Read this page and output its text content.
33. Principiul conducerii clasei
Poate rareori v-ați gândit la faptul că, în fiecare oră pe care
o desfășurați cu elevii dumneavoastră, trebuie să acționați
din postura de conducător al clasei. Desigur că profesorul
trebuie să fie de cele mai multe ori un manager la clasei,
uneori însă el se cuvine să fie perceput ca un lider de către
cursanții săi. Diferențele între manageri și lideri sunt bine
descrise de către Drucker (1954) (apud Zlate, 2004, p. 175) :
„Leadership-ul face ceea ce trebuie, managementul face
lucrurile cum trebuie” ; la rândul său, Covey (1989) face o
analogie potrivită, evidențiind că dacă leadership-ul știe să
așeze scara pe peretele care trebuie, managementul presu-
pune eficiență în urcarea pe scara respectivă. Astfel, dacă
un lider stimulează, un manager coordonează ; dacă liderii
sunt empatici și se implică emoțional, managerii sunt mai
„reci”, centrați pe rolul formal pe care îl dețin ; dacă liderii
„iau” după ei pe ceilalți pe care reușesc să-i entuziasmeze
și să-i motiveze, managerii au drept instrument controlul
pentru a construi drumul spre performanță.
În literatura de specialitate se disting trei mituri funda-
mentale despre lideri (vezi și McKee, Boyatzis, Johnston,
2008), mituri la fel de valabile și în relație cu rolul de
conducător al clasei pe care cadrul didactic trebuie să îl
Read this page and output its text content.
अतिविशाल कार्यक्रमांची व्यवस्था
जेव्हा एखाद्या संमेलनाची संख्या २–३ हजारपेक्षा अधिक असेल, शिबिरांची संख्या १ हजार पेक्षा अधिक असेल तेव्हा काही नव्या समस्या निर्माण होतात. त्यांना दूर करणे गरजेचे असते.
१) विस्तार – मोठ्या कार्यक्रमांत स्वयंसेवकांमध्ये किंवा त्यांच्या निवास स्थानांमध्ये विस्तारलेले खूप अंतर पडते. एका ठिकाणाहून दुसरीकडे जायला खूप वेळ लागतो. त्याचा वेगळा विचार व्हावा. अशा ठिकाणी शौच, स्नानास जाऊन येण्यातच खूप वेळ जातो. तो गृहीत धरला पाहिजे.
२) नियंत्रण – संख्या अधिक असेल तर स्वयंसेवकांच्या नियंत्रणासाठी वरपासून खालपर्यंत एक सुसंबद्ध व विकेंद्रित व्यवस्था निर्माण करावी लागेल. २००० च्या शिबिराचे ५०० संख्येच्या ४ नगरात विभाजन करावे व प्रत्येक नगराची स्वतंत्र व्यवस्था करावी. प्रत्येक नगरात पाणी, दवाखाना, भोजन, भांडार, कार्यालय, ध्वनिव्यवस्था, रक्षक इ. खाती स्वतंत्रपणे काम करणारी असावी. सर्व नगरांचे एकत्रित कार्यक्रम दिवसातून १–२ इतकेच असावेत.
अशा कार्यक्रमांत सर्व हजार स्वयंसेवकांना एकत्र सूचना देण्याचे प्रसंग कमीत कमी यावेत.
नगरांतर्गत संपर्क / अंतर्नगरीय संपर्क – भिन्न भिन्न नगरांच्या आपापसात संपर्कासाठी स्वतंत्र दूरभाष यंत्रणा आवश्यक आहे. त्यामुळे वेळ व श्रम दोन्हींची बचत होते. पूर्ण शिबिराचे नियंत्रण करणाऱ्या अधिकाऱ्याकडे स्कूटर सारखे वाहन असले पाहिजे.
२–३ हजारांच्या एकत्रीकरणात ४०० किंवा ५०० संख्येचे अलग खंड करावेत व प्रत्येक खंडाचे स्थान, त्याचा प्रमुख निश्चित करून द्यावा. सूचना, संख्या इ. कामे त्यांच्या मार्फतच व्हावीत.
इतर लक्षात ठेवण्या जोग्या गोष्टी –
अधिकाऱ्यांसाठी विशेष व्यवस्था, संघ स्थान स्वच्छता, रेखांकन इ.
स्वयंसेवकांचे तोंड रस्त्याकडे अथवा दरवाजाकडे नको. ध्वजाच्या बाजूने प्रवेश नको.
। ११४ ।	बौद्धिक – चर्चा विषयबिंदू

•••••

**Exercise requirements:**
From the records above, extract every entry verbatim.

**Task result:**
Read this page and output its text content.
33. Principiul conducerii clasei
Poate rareori v-ați gândit la faptul că, în fiecare oră pe care
o desfășurați cu elevii dumneavoastră, trebuie să acționați
din postura de conducător al clasei. Desigur că profesorul
trebuie să fie de cele mai multe ori un manager la clasei,
uneori însă el se cuvine să fie perceput ca un lider de către
cursanții săi. Diferențele între manageri și lideri sunt bine
descrise de către Drucker (1954) (apud Zlate, 2004, p. 175) :
„Leadership-ul face ceea ce trebuie, managementul face
lucrurile cum trebuie” ; la rândul său, Covey (1989) face o
analogie potrivită, evidențiind că dacă leadership-ul știe să
așeze scara pe peretele care trebuie, managementul presu-
pune eficiență în urcarea pe scara respectivă. Astfel, dacă
un lider stimulează, un manager coordonează ; dacă liderii
sunt empatici și se implică emoțional, managerii sunt mai
„reci”, centrați pe rolul formal pe care îl dețin ; dacă liderii
„iau” după ei pe ceilalți pe care reușesc să-i entuziasmeze
și să-i motiveze, managerii au drept instrument controlul
pentru a construi drumul spre performanță.
În literatura de specialitate se disting trei mituri funda-
mentale despre lideri (vezi și McKee, Boyatzis, Johnston,
2008), mituri la fel de valabile și în relație cu rolul de
conducător al clasei pe care cadrul didactic trebuie să îl
Read this page and output its text content.
अतिविशाल कार्यक्रमांची व्यवस्था
जेव्हा एखाद्या संमेलनाची संख्या २–३ हजारपेक्षा अधिक असेल, शिबिरांची संख्या १ हजार पेक्षा अधिक असेल तेव्हा काही नव्या समस्या निर्माण होतात. त्यांना दूर करणे गरजेचे असते.
१) विस्तार – मोठ्या कार्यक्रमांत स्वयंसेवकांमध्ये किंवा त्यांच्या निवास स्थानांमध्ये विस्तारलेले खूप अंतर पडते. एका ठिकाणाहून दुसरीकडे जायला खूप वेळ लागतो. त्याचा वेगळा विचार व्हावा. अशा ठिकाणी शौच, स्नानास जाऊन येण्यातच खूप वेळ जातो. तो गृहीत धरला पाहिजे.
२) नियंत्रण – संख्या अधिक असेल तर स्वयंसेवकांच्या नियंत्रणासाठी वरपासून खालपर्यंत एक सुसंबद्ध व विकेंद्रित व्यवस्था निर्माण करावी लागेल. २००० च्या शिबिराचे ५०० संख्येच्या ४ नगरात विभाजन करावे व प्रत्येक नगराची स्वतंत्र व्यवस्था करावी. प्रत्येक नगरात पाणी, दवाखाना, भोजन, भांडार, कार्यालय, ध्वनिव्यवस्था, रक्षक इ. खाती स्वतंत्रपणे काम करणारी असावी. सर्व नगरांचे एकत्रित कार्यक्रम दिवसातून १–२ इतकेच असावेत.
अशा कार्यक्रमांत सर्व हजार स्वयंसेवकांना एकत्र सूचना देण्याचे प्रसंग कमीत कमी यावेत.
नगरांतर्गत संपर्क / अंतर्नगरीय संपर्क – भिन्न भिन्न नगरांच्या आपापसात संपर्कासाठी स्वतंत्र दूरभाष यंत्रणा आवश्यक आहे. त्यामुळे वेळ व श्रम दोन्हींची बचत होते. पूर्ण शिबिराचे नियंत्रण करणाऱ्या अधिकाऱ्याकडे स्कूटर सारखे वाहन असले पाहिजे.
२–३ हजारांच्या एकत्रीकरणात ४०० किंवा ५०० संख्येचे अलग खंड करावेत व प्रत्येक खंडाचे स्थान, त्याचा प्रमुख निश्चित करून द्यावा. सूचना, संख्या इ. कामे त्यांच्या मार्फतच व्हावीत.
इतर लक्षात ठेवण्या जोग्या गोष्टी –
अधिकाऱ्यांसाठी विशेष व्यवस्था, संघ स्थान स्वच्छता, रेखांकन इ.
स्वयंसेवकांचे तोंड रस्त्याकडे अथवा दरवाजाकडे नको. ध्वजाच्या बाजूने प्रवेश नको.
। ११४ ।	बौद्धिक – चर्चा विषयबिंदू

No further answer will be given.